═══ Passage to read ═══

Friday, September 14, 2012

BYSTANDERS NOT INNOCENT IN BULLYING

I do my dastardly deeds - no one says a thing, must be ok.


















Bystanders not innocent in bullying at: http://www.campusreview.com.au/blog/news/bystanders-not-innocent-in-bullying

By Campus Review
3rd September, 2012

Related articles:
1. CIT bullying policies failed: WorkSafe
at
http://www.campusreview.com.au/blog/news/cit-bullying-policies-failed-worksa
fe/




We are all part of the bullying problem in a workplace environment, new
research shows. A study by Murdoch and Edith Cowan universities sheds light
on the roles bystanders play in workplace bullying.

To better understand how co-workers can impact conflict, Dr Megan Paull of
Murdoch school of business and her team created 13 “types” – ranging from
the aggressive instigating bystander to the submitting bystander, who ends
up becoming a substitute for the victim.

Middle spectrum types include the manipulating bystander, abdicating
bystander, defending bystander and sympathising bystander.

Paull said bystanders are not incidental, but are an integral part of the
context of bullying, with some siding with the bully or victim, either
actively or passively. “People don’t always appreciate the impact of their
actions, or inactions. For example, a social reaction to walking into a room
where colleagues are laughing is to laugh along without thinking. But you
could be adding fuel to someone’s embarrassment,” she said.

═══

Could you copy the bullying article word for word, starting at "We are all part" and ending after "for the victim."?

═══ Records shown ═══

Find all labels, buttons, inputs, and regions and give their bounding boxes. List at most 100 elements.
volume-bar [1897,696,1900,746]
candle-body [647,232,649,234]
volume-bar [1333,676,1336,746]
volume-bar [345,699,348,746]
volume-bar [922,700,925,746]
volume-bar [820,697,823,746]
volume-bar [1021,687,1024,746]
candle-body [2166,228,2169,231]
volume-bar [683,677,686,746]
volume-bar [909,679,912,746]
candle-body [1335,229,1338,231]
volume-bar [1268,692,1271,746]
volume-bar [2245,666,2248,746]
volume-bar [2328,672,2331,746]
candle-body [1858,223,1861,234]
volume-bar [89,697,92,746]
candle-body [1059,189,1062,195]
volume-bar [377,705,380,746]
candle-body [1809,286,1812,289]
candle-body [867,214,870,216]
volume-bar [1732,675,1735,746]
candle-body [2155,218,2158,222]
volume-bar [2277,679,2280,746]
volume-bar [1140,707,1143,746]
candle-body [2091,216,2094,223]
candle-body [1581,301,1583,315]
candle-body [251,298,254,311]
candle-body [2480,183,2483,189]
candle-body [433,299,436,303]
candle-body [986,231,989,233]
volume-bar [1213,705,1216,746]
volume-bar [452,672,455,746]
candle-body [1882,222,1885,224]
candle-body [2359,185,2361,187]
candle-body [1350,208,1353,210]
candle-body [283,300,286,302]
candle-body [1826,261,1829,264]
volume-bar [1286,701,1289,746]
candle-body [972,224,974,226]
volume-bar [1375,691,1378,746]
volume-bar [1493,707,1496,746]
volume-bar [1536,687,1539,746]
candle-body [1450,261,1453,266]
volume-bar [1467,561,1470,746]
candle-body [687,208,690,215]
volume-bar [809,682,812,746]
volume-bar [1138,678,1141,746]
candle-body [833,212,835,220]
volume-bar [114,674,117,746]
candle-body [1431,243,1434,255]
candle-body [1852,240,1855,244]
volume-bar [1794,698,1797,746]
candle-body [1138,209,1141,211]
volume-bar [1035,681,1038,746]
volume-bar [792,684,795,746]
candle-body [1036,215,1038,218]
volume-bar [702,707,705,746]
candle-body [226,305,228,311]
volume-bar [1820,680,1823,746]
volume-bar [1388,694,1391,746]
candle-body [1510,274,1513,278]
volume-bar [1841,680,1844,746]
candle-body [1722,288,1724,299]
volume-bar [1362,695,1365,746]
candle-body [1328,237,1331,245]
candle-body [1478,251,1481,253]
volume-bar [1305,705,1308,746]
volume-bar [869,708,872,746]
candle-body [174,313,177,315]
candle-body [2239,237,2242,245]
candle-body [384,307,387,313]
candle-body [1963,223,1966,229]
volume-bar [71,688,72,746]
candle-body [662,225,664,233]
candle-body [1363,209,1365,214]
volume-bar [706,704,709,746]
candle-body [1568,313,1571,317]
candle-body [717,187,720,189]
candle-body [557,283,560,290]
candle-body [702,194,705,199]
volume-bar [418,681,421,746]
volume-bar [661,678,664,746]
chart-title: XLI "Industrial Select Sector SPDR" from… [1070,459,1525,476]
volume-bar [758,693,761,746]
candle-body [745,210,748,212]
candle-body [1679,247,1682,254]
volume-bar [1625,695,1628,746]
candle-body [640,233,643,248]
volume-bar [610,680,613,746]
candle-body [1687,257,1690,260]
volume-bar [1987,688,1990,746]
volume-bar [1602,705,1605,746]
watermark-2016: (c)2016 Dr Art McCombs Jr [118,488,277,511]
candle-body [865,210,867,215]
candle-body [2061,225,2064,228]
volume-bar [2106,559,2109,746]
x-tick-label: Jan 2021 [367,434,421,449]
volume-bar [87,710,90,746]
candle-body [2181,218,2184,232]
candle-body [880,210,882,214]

═══

* [Exercise output]
We are all part of the bullying problem in a workplace environment, new
research shows. A study by Murdoch and Edith Cowan universities sheds light
on the roles bystanders play in workplace bullying.

To better understand how co-workers can impact conflict, Dr Megan Paull of
Murdoch school of business and her team created 13 “types” – ranging from
the aggressive instigating bystander to the submitting bystander, who ends
up becoming a substitute for the victim.